Bring together all lines of the material below that contain the string "people".

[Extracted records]
:::
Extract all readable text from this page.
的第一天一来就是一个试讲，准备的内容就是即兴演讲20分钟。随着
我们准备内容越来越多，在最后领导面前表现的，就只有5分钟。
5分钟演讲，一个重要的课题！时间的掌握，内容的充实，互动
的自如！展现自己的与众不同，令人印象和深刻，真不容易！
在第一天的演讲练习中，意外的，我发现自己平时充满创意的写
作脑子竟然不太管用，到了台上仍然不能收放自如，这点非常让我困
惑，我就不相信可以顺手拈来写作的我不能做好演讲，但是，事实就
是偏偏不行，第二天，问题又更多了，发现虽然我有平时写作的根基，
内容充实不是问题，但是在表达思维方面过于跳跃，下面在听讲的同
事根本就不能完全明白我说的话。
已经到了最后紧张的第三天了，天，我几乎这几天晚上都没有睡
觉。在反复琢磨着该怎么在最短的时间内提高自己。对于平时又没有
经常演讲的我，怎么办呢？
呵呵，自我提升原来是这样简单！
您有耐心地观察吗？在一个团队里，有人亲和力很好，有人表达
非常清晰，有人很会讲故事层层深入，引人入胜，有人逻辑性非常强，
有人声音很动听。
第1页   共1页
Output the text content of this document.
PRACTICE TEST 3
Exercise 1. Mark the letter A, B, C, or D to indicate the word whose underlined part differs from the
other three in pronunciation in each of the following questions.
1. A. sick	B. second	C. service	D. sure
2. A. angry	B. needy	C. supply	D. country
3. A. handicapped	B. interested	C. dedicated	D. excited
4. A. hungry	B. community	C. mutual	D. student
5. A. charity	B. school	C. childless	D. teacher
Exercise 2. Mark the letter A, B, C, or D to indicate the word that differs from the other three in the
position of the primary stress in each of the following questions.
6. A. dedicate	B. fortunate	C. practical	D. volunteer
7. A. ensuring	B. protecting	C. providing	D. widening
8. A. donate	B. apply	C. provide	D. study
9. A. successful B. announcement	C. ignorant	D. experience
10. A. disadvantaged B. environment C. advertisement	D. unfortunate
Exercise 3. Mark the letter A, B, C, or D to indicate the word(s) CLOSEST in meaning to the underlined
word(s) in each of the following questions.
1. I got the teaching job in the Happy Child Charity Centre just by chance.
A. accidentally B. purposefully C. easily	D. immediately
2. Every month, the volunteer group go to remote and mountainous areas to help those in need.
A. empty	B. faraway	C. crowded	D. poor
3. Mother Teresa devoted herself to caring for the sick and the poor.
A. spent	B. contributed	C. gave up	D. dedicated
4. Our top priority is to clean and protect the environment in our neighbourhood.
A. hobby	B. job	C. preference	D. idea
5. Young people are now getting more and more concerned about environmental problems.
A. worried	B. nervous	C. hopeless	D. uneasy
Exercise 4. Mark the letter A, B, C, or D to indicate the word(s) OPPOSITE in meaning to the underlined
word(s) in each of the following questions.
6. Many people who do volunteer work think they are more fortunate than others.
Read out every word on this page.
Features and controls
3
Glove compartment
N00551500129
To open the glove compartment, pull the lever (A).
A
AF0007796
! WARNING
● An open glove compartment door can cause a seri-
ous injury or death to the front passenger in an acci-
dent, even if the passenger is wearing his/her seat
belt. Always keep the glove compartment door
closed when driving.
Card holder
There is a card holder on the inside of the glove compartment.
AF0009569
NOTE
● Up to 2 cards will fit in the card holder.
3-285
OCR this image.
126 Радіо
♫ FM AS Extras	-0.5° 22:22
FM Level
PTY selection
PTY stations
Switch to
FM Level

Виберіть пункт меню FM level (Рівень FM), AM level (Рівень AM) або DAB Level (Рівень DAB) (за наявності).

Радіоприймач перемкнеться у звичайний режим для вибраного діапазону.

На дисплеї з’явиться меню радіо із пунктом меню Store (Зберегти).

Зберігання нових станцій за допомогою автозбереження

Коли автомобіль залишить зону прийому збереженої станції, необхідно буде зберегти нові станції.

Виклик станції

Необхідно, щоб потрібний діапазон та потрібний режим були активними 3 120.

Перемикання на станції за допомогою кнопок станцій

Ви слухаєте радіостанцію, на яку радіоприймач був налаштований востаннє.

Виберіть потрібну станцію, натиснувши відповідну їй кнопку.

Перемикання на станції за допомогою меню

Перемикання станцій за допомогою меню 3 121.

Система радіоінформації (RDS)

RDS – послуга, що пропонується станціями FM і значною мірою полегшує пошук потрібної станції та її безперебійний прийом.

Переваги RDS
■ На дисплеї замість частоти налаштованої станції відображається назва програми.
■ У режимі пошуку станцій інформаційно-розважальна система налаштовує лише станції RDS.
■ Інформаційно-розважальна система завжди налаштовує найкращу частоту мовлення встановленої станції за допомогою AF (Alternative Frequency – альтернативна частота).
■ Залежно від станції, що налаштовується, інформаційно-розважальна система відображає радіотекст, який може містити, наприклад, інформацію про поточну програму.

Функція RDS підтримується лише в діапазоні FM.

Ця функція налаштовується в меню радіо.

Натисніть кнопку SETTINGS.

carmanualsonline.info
:::
Result of this task
5. Young people are now getting more and more concerned about environmental problems.
6. Many people who do volunteer work think they are more fortunate than others.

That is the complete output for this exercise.